> DATA SUPPLIED

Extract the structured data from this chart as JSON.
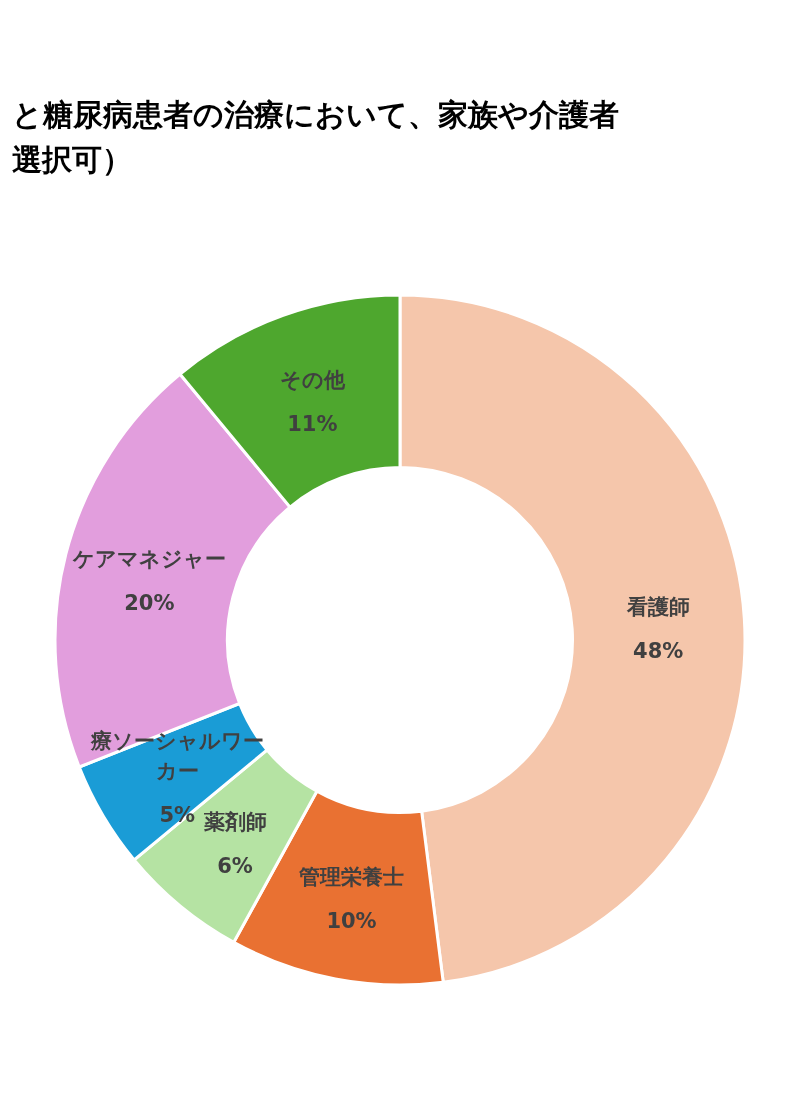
{
  "chart_data": {
    "type": "donut",
    "title": "と糖尿病患者の治療において、家族や介護者",
    "subtitle": "選択可）",
    "categories": [
      "看護師",
      "管理栄養士",
      "薬剤師",
      "療ソーシャルワーカー",
      "ケアマネジャー",
      "その他"
    ],
    "values": [
      48,
      10,
      6,
      5,
      20,
      11
    ],
    "colors": [
      "#f5c6ab",
      "#e97132",
      "#b5e3a3",
      "#1a9cd6",
      "#e29edd",
      "#4ea72e"
    ],
    "value_labels": [
      "48%",
      "10%",
      "6%",
      "5%",
      "20%",
      "11%"
    ],
    "legend": false
  }
}
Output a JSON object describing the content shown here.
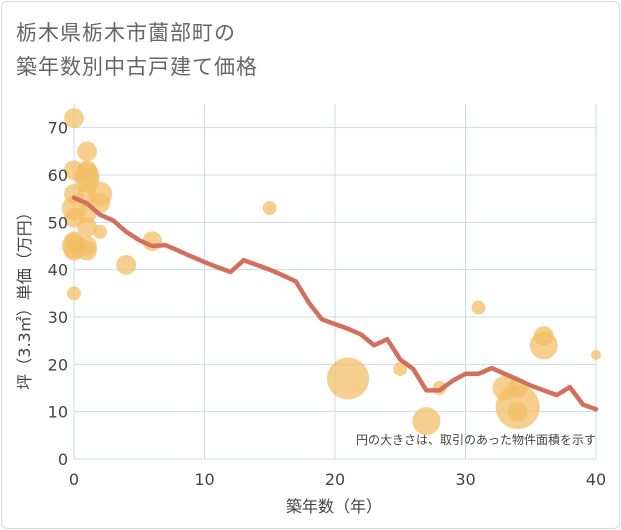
{
  "title_line1": "栃木県栃木市薗部町の",
  "title_line2": "築年数別中古戸建て価格",
  "chart_data": {
    "type": "scatter",
    "title": "栃木県栃木市薗部町の築年数別中古戸建て価格",
    "xlabel": "築年数（年）",
    "ylabel": "坪（3.3㎡）単価（万円）",
    "xlim": [
      0,
      40
    ],
    "ylim": [
      0,
      75
    ],
    "xticks": [
      0,
      10,
      20,
      30,
      40
    ],
    "yticks": [
      0,
      10,
      20,
      30,
      40,
      50,
      60,
      70
    ],
    "grid": true,
    "annotation": "円の大きさは、取引のあった物件面積を示す",
    "colors": {
      "bubble": "#f3bd62",
      "line": "#d2705d"
    },
    "scatter": [
      {
        "x": 0,
        "y": 72,
        "size": 2
      },
      {
        "x": 0,
        "y": 61,
        "size": 2
      },
      {
        "x": 0,
        "y": 56,
        "size": 2
      },
      {
        "x": 0,
        "y": 53,
        "size": 3
      },
      {
        "x": 0,
        "y": 51,
        "size": 2
      },
      {
        "x": 0,
        "y": 46,
        "size": 2
      },
      {
        "x": 0,
        "y": 45,
        "size": 3
      },
      {
        "x": 0,
        "y": 44,
        "size": 2
      },
      {
        "x": 0,
        "y": 35,
        "size": 1
      },
      {
        "x": 1,
        "y": 65,
        "size": 2
      },
      {
        "x": 1,
        "y": 61,
        "size": 2
      },
      {
        "x": 1,
        "y": 60,
        "size": 3
      },
      {
        "x": 1,
        "y": 59,
        "size": 3
      },
      {
        "x": 1,
        "y": 56,
        "size": 2
      },
      {
        "x": 1,
        "y": 52,
        "size": 2
      },
      {
        "x": 1,
        "y": 49,
        "size": 2
      },
      {
        "x": 1,
        "y": 45,
        "size": 2
      },
      {
        "x": 1,
        "y": 44,
        "size": 2
      },
      {
        "x": 2,
        "y": 56,
        "size": 3
      },
      {
        "x": 2,
        "y": 54,
        "size": 2
      },
      {
        "x": 2,
        "y": 48,
        "size": 1
      },
      {
        "x": 4,
        "y": 41,
        "size": 2
      },
      {
        "x": 6,
        "y": 46,
        "size": 2
      },
      {
        "x": 15,
        "y": 53,
        "size": 1
      },
      {
        "x": 21,
        "y": 17,
        "size": 9
      },
      {
        "x": 25,
        "y": 19,
        "size": 1
      },
      {
        "x": 27,
        "y": 8,
        "size": 4
      },
      {
        "x": 28,
        "y": 15,
        "size": 1
      },
      {
        "x": 31,
        "y": 32,
        "size": 1
      },
      {
        "x": 33,
        "y": 15,
        "size": 3
      },
      {
        "x": 34,
        "y": 11,
        "size": 10
      },
      {
        "x": 34,
        "y": 15,
        "size": 2
      },
      {
        "x": 34,
        "y": 10,
        "size": 2
      },
      {
        "x": 36,
        "y": 26,
        "size": 2
      },
      {
        "x": 36,
        "y": 24,
        "size": 4
      },
      {
        "x": 40,
        "y": 22,
        "size": 0.5
      }
    ],
    "trend_line": {
      "x": [
        0,
        1,
        2,
        3,
        4,
        5,
        6,
        7,
        8,
        9,
        10,
        11,
        12,
        13,
        14,
        15,
        16,
        17,
        18,
        19,
        20,
        21,
        22,
        23,
        24,
        25,
        26,
        27,
        28,
        29,
        30,
        31,
        32,
        33,
        34,
        35,
        36,
        37,
        38,
        39,
        40
      ],
      "y": [
        55.2,
        54.0,
        51.6,
        50.4,
        48.0,
        46.2,
        45.0,
        45.2,
        44.0,
        42.8,
        41.6,
        40.5,
        39.5,
        42.0,
        41.0,
        40.0,
        38.8,
        37.5,
        33.0,
        29.5,
        28.5,
        27.5,
        26.3,
        24.0,
        25.3,
        21.0,
        19.0,
        14.5,
        14.5,
        16.5,
        18.0,
        18.0,
        19.2,
        18.0,
        16.8,
        15.5,
        14.5,
        13.5,
        15.2,
        11.5,
        10.5
      ]
    }
  }
}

> CHALLENGE
How many lines in the records above contain the word "JSON"? Reply with the number and nothing more.

> PROBLEM SOLUTION
2